Goal: Copy out the entries word for word, starting with the first line and going on through the line that contains "note-cell: D、W、H [802, 1560, 1147, 1609]".

(Element box annotations)
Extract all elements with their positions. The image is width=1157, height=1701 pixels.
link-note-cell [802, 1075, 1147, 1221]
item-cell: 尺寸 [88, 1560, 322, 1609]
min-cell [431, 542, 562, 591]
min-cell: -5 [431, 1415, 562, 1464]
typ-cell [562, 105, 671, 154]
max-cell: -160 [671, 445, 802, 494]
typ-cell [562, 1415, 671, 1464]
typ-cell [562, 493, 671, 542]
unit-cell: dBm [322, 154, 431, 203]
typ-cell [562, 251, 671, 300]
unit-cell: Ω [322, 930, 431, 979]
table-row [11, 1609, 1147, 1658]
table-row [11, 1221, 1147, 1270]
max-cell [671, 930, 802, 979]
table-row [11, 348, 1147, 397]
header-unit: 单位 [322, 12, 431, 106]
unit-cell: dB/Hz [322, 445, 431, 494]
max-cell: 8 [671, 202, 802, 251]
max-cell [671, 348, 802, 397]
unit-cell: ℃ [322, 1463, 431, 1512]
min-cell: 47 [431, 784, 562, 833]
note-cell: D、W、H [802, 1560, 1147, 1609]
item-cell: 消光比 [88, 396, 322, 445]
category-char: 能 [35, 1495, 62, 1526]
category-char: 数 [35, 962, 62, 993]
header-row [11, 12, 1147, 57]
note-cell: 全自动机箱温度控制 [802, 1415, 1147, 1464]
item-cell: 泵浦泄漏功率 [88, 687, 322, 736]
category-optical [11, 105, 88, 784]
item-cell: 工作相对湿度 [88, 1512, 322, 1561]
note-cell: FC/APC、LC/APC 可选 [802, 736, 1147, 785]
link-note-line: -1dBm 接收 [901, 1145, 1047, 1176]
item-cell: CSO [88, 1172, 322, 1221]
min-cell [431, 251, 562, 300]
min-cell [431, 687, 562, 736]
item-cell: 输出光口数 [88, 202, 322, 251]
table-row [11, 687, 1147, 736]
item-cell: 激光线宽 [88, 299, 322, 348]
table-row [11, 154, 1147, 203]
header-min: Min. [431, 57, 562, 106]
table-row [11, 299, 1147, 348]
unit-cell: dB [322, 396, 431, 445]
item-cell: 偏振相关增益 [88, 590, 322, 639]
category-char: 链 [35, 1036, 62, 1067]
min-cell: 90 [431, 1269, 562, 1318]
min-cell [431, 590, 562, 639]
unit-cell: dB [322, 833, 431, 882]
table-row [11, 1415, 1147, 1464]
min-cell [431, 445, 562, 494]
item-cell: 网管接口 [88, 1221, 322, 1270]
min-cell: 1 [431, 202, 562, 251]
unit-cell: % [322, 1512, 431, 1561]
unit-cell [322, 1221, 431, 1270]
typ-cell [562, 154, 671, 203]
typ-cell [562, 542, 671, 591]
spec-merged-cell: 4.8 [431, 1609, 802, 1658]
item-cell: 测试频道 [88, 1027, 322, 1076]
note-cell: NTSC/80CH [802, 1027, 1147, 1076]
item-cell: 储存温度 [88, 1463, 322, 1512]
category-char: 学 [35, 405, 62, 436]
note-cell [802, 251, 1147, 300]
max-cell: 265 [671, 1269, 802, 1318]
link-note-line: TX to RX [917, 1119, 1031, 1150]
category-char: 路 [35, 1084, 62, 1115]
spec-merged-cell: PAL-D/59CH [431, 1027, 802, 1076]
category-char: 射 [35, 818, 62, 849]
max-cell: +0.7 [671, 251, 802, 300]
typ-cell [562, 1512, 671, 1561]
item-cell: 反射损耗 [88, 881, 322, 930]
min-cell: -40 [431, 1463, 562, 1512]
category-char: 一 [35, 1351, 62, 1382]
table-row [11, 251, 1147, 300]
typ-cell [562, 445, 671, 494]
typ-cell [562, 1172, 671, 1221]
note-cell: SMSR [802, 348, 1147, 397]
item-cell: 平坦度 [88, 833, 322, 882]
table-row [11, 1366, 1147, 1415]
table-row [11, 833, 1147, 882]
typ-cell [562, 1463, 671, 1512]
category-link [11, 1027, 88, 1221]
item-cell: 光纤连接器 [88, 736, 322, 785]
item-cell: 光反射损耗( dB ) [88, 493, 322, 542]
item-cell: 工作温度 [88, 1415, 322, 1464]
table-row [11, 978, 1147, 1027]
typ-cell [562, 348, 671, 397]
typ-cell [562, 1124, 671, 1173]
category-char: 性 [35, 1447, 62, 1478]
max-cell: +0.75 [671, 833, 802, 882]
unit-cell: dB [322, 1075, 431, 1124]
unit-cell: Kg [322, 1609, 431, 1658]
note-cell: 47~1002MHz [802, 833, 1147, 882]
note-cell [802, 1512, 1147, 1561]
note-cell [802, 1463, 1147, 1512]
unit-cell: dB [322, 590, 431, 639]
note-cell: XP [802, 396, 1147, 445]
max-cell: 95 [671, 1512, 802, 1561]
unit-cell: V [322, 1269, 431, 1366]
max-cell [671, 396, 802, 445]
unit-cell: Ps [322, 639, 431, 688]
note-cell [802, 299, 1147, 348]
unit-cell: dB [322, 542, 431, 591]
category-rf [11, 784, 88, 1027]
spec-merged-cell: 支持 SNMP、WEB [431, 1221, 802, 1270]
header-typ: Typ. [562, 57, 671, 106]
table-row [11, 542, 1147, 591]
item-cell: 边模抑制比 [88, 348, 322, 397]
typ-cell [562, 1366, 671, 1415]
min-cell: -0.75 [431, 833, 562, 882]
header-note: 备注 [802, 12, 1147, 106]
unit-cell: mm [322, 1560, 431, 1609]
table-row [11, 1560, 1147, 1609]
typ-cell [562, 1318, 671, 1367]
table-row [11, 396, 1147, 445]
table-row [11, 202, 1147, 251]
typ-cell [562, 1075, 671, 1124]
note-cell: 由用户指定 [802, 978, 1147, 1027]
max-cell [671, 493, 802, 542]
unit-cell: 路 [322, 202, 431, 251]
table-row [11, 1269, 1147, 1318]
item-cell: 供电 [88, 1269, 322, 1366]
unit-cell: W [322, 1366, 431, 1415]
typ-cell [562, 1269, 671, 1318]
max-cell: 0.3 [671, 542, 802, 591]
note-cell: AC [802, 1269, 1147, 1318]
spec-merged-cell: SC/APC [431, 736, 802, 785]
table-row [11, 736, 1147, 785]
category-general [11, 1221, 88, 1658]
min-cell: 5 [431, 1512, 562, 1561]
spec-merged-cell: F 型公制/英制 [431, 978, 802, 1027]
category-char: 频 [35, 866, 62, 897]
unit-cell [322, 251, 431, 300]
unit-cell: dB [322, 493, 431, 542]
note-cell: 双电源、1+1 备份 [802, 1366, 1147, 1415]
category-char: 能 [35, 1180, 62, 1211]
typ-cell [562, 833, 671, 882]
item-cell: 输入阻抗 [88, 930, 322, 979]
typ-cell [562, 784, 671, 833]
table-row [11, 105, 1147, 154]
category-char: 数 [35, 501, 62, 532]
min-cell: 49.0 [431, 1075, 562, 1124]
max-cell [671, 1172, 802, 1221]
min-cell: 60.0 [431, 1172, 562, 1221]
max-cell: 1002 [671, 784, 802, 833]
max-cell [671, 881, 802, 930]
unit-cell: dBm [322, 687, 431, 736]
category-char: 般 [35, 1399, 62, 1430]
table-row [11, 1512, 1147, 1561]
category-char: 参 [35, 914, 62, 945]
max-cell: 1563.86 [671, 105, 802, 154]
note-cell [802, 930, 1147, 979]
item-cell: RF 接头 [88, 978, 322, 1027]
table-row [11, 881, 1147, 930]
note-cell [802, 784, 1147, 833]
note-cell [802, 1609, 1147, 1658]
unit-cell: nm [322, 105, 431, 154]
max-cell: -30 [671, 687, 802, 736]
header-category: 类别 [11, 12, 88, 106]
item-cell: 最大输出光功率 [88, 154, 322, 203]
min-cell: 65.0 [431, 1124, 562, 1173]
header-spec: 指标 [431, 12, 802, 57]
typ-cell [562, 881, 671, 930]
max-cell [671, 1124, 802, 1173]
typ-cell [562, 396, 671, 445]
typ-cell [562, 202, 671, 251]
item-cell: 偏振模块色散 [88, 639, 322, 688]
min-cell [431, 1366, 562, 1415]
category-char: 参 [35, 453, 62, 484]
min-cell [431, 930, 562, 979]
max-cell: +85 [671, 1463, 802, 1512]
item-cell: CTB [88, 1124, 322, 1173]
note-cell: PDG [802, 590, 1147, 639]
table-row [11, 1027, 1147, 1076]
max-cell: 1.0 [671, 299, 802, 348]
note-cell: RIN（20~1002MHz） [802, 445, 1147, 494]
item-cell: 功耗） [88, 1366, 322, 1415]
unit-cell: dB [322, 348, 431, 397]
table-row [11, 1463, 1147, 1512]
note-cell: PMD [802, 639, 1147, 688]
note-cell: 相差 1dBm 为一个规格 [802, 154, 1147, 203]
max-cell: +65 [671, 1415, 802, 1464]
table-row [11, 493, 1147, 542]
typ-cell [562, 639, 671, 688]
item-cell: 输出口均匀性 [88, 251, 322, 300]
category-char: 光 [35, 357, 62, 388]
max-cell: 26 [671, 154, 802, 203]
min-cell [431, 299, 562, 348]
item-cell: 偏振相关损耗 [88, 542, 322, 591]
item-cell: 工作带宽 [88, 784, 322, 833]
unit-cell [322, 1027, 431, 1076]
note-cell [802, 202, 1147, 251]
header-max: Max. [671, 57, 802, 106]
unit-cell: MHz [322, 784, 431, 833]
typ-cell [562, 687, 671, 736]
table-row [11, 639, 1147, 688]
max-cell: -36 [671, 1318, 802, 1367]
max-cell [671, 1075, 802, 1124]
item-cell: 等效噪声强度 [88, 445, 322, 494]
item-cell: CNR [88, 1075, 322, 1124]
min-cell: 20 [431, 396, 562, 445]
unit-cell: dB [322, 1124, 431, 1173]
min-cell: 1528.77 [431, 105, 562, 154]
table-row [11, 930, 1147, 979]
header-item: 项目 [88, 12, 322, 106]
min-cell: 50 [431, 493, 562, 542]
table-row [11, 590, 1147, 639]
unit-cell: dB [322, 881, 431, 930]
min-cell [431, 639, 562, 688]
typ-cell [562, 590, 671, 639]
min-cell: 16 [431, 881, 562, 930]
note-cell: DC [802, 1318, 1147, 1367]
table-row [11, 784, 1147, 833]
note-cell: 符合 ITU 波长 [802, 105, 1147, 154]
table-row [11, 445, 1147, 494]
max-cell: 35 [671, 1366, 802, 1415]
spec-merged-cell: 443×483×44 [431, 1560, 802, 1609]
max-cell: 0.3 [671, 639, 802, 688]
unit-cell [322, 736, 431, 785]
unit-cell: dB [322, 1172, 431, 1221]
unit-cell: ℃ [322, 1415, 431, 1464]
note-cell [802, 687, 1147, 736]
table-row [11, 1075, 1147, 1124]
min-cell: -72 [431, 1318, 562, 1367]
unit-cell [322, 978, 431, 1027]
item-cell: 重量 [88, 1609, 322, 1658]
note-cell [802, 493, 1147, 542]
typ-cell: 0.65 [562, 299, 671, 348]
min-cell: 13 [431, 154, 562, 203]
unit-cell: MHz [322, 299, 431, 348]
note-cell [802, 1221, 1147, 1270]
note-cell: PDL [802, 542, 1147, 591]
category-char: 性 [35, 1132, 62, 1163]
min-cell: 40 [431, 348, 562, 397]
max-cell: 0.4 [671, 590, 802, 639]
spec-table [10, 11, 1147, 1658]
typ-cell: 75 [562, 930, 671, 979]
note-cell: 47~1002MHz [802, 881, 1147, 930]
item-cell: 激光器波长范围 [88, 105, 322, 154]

Solved exercise:
Extract all elements with their positions. The image is width=1157, height=1701 pixels.
link-note-cell [802, 1075, 1147, 1221]
item-cell: 尺寸 [88, 1560, 322, 1609]
min-cell [431, 542, 562, 591]
min-cell: -5 [431, 1415, 562, 1464]
typ-cell [562, 105, 671, 154]
max-cell: -160 [671, 445, 802, 494]
typ-cell [562, 1415, 671, 1464]
typ-cell [562, 493, 671, 542]
unit-cell: dBm [322, 154, 431, 203]
typ-cell [562, 251, 671, 300]
unit-cell: Ω [322, 930, 431, 979]
table-row [11, 1609, 1147, 1658]
table-row [11, 1221, 1147, 1270]
max-cell [671, 930, 802, 979]
table-row [11, 348, 1147, 397]
header-unit: 单位 [322, 12, 431, 106]
unit-cell: dB/Hz [322, 445, 431, 494]
max-cell: 8 [671, 202, 802, 251]
max-cell [671, 348, 802, 397]
unit-cell: ℃ [322, 1463, 431, 1512]
min-cell: 47 [431, 784, 562, 833]
note-cell: D、W、H [802, 1560, 1147, 1609]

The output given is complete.